# TASK:
From the listing below, pull out every line where the string "permit" appears.

# RAW DATA:
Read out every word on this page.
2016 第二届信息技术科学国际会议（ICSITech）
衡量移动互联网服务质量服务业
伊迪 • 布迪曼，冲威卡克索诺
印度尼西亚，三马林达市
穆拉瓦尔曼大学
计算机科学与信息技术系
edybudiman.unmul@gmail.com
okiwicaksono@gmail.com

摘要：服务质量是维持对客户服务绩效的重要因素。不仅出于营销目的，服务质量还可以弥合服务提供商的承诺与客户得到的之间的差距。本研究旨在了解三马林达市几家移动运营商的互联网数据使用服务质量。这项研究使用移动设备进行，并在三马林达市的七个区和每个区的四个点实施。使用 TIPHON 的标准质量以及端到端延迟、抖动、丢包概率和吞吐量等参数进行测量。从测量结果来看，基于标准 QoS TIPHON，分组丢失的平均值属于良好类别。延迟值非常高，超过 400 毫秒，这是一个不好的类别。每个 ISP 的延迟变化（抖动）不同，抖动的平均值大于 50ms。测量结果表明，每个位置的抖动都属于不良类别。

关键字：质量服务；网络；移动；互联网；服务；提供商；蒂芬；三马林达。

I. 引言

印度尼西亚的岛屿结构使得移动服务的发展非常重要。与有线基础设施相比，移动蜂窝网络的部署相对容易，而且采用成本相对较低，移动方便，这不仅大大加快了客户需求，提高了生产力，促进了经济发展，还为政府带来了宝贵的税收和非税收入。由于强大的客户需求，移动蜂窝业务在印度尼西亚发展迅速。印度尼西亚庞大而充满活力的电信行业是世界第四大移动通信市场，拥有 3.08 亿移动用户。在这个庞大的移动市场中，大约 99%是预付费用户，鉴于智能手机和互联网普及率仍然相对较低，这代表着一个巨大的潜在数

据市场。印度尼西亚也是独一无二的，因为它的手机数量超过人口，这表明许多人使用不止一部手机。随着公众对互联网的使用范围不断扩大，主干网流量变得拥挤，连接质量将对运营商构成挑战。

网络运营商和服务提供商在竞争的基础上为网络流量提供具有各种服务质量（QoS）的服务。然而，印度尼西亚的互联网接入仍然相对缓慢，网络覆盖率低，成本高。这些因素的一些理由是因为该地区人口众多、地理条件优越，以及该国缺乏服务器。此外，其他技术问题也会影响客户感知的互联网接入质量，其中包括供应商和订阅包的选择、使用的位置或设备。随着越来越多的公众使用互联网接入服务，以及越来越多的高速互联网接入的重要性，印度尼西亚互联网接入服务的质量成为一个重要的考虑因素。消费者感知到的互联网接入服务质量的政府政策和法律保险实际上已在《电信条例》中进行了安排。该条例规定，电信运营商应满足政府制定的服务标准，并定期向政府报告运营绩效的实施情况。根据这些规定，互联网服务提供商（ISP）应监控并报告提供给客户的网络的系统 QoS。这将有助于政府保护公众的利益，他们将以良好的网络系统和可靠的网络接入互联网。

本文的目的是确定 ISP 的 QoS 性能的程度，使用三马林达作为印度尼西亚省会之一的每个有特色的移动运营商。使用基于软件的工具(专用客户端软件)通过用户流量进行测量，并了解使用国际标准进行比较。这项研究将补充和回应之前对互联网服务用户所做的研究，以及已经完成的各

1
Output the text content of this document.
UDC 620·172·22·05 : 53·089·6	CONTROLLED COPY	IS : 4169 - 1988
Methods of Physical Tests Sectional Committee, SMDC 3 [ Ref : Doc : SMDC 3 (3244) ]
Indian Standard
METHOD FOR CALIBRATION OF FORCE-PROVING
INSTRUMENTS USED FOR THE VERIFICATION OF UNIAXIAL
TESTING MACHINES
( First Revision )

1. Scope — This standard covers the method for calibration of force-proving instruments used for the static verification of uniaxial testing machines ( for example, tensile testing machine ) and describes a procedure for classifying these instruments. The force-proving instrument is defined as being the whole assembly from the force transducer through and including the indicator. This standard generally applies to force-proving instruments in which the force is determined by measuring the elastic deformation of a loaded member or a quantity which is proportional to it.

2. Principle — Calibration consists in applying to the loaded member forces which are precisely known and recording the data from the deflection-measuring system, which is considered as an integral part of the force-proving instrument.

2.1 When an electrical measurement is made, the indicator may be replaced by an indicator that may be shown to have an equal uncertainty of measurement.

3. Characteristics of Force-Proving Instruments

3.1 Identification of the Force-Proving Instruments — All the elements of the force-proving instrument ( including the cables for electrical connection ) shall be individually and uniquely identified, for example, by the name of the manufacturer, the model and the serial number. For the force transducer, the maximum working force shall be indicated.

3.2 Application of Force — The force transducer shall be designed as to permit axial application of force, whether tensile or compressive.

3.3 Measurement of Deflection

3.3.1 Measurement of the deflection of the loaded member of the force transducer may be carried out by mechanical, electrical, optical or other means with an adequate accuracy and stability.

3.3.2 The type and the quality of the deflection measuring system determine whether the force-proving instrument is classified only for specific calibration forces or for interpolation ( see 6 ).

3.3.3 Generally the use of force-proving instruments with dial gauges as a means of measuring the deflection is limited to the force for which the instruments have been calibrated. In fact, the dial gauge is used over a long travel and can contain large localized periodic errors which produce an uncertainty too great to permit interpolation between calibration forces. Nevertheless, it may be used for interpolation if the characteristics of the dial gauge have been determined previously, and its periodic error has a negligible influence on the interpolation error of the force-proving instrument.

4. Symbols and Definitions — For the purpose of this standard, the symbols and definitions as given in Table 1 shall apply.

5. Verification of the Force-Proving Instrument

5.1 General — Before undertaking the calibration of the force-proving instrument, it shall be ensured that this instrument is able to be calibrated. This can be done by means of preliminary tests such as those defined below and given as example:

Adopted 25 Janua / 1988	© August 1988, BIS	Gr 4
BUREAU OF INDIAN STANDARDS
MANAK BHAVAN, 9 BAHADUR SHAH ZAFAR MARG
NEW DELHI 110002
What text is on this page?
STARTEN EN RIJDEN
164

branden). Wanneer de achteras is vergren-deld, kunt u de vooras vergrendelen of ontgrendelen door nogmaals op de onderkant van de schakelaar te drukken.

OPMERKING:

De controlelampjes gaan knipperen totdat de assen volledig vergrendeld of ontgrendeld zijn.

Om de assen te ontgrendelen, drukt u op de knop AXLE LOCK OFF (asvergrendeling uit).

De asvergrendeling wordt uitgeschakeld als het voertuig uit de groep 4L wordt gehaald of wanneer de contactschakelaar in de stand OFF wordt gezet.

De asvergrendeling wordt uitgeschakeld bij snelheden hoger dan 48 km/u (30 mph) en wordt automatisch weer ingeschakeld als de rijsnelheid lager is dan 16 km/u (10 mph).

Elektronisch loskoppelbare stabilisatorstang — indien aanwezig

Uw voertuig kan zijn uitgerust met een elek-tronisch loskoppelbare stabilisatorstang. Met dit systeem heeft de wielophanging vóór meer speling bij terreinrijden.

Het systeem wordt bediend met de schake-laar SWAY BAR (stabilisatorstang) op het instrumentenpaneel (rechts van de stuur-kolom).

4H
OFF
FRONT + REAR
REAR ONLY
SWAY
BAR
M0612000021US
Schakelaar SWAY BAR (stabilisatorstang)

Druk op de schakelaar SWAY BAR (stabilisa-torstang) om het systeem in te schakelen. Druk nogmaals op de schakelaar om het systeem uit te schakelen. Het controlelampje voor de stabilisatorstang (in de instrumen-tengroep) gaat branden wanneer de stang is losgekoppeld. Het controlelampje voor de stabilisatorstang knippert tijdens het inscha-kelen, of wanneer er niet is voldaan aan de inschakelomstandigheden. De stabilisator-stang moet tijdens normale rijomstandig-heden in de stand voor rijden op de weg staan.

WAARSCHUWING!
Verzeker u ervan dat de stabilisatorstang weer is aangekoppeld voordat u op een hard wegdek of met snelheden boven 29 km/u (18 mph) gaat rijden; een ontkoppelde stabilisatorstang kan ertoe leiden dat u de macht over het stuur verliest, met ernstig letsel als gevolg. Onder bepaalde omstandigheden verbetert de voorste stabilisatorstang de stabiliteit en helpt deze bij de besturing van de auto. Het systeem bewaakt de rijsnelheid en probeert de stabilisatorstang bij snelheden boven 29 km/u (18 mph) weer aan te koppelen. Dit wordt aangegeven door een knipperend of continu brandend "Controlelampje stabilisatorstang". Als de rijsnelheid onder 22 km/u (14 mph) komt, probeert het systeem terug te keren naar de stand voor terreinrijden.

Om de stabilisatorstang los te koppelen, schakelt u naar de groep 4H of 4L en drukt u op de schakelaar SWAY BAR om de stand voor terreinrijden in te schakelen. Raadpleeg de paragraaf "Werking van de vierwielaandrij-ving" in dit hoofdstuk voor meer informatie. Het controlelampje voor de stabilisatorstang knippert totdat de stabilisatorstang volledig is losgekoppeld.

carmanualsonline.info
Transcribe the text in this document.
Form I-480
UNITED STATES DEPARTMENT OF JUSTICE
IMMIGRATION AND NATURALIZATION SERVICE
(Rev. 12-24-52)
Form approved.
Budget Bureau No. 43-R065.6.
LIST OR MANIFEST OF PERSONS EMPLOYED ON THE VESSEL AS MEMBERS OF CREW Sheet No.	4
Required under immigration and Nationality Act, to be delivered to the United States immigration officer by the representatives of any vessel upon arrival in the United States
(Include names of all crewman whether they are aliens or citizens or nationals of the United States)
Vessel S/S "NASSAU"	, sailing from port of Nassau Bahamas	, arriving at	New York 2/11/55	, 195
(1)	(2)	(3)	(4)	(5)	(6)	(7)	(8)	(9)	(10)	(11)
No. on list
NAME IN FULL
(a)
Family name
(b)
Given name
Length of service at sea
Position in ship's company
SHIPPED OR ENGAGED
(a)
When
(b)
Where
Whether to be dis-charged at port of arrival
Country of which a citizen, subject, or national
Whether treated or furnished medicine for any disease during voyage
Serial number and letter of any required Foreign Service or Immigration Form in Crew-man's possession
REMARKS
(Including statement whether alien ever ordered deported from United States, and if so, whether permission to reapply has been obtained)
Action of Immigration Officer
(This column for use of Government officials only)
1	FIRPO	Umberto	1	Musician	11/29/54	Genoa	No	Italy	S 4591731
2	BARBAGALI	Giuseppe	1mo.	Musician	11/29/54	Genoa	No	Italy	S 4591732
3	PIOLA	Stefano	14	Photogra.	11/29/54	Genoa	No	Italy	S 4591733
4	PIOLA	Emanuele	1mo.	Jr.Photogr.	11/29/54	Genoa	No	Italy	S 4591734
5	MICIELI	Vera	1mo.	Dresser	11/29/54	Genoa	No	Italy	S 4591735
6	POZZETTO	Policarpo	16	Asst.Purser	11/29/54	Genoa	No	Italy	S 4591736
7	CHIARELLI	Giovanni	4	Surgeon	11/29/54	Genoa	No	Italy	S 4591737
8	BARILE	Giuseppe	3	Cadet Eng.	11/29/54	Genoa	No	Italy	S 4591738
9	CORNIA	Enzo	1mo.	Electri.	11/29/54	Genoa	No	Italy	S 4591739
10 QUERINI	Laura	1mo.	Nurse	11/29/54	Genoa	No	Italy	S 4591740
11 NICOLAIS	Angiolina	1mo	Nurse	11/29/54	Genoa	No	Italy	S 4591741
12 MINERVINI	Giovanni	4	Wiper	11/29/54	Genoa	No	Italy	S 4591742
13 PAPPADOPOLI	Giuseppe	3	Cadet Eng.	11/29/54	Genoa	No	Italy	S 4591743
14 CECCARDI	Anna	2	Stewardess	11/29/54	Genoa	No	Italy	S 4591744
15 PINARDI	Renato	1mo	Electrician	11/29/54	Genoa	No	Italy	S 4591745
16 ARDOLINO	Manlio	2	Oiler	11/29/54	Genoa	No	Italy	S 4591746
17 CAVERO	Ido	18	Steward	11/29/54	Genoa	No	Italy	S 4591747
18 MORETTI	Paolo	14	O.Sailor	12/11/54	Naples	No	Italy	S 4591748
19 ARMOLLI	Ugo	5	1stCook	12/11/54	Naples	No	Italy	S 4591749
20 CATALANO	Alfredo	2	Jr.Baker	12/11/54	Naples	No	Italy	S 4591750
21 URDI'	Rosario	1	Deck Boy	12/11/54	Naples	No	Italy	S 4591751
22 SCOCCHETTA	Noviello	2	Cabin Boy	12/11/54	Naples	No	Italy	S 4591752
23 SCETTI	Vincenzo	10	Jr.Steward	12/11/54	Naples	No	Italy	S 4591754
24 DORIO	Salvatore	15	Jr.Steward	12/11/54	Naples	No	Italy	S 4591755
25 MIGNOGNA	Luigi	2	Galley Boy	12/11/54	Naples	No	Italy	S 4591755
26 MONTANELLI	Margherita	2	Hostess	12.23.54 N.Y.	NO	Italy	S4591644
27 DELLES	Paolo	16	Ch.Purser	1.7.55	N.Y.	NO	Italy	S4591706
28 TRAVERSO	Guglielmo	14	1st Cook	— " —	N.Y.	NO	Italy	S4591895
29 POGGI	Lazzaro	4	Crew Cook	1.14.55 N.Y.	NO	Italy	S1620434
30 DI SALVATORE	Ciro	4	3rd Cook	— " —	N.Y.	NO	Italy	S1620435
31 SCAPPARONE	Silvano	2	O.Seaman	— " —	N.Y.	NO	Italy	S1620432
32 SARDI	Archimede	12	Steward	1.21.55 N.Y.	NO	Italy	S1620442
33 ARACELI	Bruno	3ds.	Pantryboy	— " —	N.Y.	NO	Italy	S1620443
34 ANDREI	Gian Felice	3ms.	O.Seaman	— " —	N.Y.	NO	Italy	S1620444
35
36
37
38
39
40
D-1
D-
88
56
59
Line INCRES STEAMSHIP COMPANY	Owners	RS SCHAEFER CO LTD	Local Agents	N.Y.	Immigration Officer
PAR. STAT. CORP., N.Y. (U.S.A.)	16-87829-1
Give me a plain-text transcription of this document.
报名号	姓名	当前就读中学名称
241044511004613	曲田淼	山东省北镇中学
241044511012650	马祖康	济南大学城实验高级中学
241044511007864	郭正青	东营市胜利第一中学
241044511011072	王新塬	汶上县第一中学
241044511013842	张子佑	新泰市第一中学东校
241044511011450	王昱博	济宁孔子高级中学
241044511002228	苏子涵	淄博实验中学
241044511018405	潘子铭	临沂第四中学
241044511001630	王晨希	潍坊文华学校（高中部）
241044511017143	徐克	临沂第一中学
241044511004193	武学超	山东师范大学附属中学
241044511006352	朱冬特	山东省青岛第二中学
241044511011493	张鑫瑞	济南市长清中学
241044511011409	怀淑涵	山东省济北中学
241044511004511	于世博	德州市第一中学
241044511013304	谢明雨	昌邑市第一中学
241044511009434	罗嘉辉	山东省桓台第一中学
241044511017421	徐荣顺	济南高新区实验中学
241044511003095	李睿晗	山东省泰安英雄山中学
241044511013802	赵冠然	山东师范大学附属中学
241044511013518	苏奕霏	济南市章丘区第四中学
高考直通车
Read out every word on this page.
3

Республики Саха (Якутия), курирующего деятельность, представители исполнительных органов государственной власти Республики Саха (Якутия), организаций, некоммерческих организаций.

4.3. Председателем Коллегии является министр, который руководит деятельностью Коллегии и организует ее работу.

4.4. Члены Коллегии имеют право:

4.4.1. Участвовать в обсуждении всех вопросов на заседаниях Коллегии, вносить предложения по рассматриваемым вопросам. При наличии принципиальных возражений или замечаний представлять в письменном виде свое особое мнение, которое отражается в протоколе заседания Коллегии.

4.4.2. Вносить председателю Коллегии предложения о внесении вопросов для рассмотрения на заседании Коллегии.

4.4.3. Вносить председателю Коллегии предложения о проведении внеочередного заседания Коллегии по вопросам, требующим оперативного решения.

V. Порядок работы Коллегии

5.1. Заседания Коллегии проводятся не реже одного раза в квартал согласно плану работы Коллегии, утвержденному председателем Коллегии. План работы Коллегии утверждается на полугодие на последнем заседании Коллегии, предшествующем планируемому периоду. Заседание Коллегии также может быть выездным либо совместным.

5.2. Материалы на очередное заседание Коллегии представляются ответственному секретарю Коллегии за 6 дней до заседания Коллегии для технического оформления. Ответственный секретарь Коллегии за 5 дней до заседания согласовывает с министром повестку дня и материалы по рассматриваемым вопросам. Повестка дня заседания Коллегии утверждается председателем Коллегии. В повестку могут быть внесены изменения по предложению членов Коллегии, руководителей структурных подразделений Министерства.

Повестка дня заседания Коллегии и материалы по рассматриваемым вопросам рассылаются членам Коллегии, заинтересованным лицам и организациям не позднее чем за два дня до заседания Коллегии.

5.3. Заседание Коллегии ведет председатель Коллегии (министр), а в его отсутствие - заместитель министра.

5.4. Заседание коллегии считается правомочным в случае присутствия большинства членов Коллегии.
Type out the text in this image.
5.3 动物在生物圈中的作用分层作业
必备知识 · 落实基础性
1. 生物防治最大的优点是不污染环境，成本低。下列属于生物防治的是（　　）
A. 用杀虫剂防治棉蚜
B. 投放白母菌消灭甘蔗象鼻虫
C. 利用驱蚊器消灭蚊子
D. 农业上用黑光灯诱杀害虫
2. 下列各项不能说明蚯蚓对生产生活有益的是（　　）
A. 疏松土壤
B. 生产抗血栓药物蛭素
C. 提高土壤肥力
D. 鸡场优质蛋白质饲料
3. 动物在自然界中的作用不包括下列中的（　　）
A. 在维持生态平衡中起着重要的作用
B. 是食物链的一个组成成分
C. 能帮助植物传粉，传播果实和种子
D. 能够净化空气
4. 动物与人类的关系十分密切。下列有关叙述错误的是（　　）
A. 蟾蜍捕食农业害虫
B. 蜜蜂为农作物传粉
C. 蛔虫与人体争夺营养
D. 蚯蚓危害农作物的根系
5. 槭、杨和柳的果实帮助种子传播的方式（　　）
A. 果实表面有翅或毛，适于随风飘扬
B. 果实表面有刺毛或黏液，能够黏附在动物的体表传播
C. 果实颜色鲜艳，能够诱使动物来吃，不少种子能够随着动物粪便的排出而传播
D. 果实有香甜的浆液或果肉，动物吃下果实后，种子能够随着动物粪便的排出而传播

# RESPONSE FOR THIS EXERCISE:
3.2 Application of Force — The force transducer shall be designed as to permit axial application of force, whether tensile or compressive.
3.3.3 Generally the use of force-proving instruments with dial gauges as a means of measuring the deflection is limited to the force for which the instruments have been calibrated. In fact, the dial gauge is used over a long travel and can contain large localized periodic errors which produce an uncertainty too great to permit interpolation between calibration forces. Nevertheless, it may be used for interpolation if the characteristics of the dial gauge have been determined previously, and its periodic error has a negligible influence on the interpolation error of the force-proving instrument.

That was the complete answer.